_TASK INSTRUCTIONS_:
Return the material below in full and exactly.

_INPUT DATA_:
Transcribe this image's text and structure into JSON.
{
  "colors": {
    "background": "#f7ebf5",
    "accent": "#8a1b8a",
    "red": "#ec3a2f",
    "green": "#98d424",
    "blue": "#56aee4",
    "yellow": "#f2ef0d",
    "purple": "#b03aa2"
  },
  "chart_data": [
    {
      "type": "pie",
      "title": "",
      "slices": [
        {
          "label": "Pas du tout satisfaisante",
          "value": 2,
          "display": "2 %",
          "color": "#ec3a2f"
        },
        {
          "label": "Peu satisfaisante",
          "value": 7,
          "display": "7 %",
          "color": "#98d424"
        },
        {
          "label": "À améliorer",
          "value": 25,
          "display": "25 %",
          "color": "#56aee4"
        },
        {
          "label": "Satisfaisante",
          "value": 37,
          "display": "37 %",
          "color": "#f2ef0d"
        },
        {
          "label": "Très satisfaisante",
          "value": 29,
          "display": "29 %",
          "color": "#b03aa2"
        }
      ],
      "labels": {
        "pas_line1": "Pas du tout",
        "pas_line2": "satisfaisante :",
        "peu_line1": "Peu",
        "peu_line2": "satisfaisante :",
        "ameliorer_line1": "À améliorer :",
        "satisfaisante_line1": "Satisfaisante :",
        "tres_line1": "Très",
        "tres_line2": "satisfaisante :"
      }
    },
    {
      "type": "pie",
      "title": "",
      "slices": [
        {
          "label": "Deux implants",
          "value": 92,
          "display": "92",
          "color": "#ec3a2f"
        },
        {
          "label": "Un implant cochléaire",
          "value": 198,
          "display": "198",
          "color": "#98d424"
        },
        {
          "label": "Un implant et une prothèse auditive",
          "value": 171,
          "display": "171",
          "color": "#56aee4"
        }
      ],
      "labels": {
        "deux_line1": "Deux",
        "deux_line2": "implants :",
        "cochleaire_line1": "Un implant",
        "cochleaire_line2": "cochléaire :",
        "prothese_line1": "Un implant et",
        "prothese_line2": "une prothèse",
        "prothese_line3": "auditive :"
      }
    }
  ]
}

_RESULT OF THE EXERCISE_:
Transcribe this image's text and structure into JSON.
{
  "colors": {
    "background": "#f7ebf5",
    "accent": "#8a1b8a",
    "red": "#ec3a2f",
    "green": "#98d424",
    "blue": "#56aee4",
    "yellow": "#f2ef0d",
    "purple": "#b03aa2"
  },
  "chart_data": [
    {
      "type": "pie",
      "title": "",
      "slices": [
        {
          "label": "Pas du tout satisfaisante",
          "value": 2,
          "display": "2 %",
          "color": "#ec3a2f"
        },
        {
          "label": "Peu satisfaisante",
          "value": 7,
          "display": "7 %",
          "color": "#98d424"
        },
        {
          "label": "À améliorer",
          "value": 25,
          "display": "25 %",
          "color": "#56aee4"
        },
        {
          "label": "Satisfaisante",
          "value": 37,
          "display": "37 %",
          "color": "#f2ef0d"
        },
        {
          "label": "Très satisfaisante",
          "value": 29,
          "display": "29 %",
          "color": "#b03aa2"
        }
      ],
      "labels": {
        "pas_line1": "Pas du tout",
        "pas_line2": "satisfaisante :",
        "peu_line1": "Peu",
        "peu_line2": "satisfaisante :",
        "ameliorer_line1": "À améliorer :",
        "satisfaisante_line1": "Satisfaisante :",
        "tres_line1": "Très",
        "tres_line2": "satisfaisante :"
      }
    },
    {
      "type": "pie",
      "title": "",
      "slices": [
        {
          "label": "Deux implants",
          "value": 92,
          "display": "92",
          "color": "#ec3a2f"
        },
        {
          "label": "Un implant cochléaire",
          "value": 198,
          "display": "198",
          "color": "#98d424"
        },
        {
          "label": "Un implant et une prothèse auditive",
          "value": 171,
          "display": "171",
          "color": "#56aee4"
        }
      ],
      "labels": {
        "deux_line1": "Deux",
        "deux_line2": "implants :",
        "cochleaire_line1": "Un implant",
        "cochleaire_line2": "cochléaire :",
        "prothese_line1": "Un implant et",
        "prothese_line2": "une prothèse",
        "prothese_line3": "auditive :"
      }
    }
  ]
}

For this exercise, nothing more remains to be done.